>>>>

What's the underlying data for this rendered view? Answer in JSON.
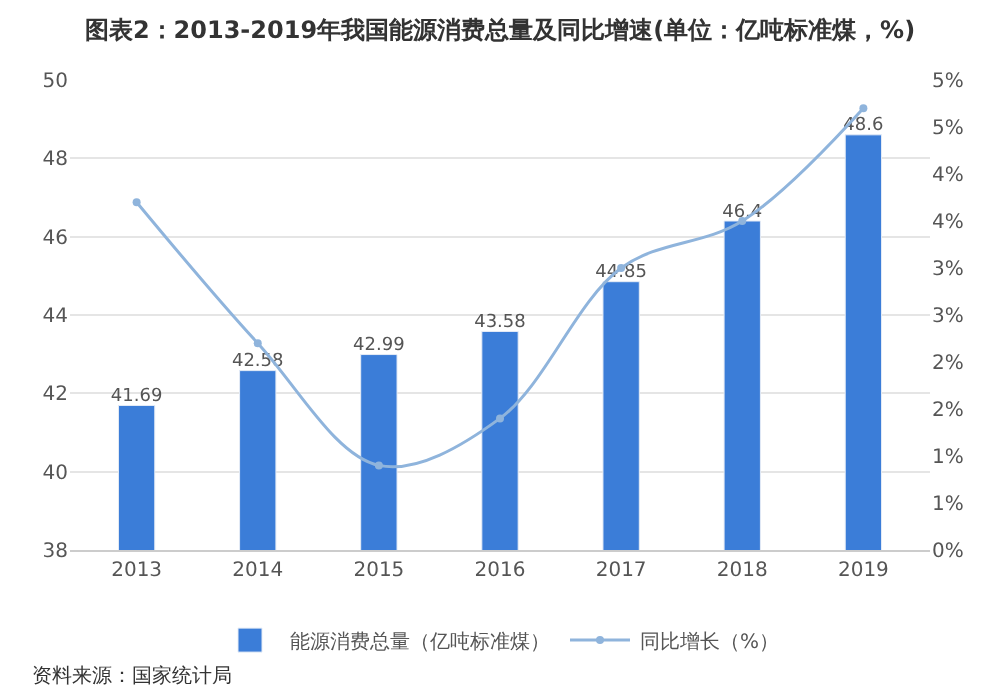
{
  "chart_data": {
    "type": "bar",
    "title": "图表2：2013-2019年我国能源消费总量及同比增速(单位：亿吨标准煤，%)",
    "categories": [
      "2013",
      "2014",
      "2015",
      "2016",
      "2017",
      "2018",
      "2019"
    ],
    "series": [
      {
        "name": "能源消费总量（亿吨标准煤）",
        "color": "#3b7dd8",
        "values": [
          41.69,
          42.58,
          42.99,
          43.58,
          44.85,
          46.4,
          48.6
        ],
        "value_labels": [
          "41.69",
          "42.58",
          "42.99",
          "43.58",
          "44.85",
          "46.4",
          "48.6"
        ]
      },
      {
        "name": "同比增长（%）",
        "type": "line",
        "axis": "y2",
        "color": "#8fb4dc",
        "marker": "circle",
        "values": [
          3.7,
          2.2,
          0.9,
          1.4,
          3.0,
          3.5,
          4.7
        ]
      }
    ],
    "ylim": [
      38,
      50
    ],
    "yticks": [
      38,
      40,
      42,
      44,
      46,
      48,
      50
    ],
    "y2lim": [
      0,
      5
    ],
    "y2ticks": [
      {
        "value": 0,
        "label": "0%"
      },
      {
        "value": 0.5,
        "label": "1%"
      },
      {
        "value": 1,
        "label": "1%"
      },
      {
        "value": 1.5,
        "label": "2%"
      },
      {
        "value": 2,
        "label": "2%"
      },
      {
        "value": 2.5,
        "label": "3%"
      },
      {
        "value": 3,
        "label": "3%"
      },
      {
        "value": 3.5,
        "label": "4%"
      },
      {
        "value": 4,
        "label": "4%"
      },
      {
        "value": 4.5,
        "label": "5%"
      },
      {
        "value": 5,
        "label": "5%"
      }
    ],
    "grid": "y",
    "legend": "bottom",
    "annotations": [
      "资料来源：国家统计局"
    ]
  }
}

<<<<

#### Short problem
Determine how many lines of the material include the string "亿吨标准煤". Output only that count.

#### Result of this exercise
2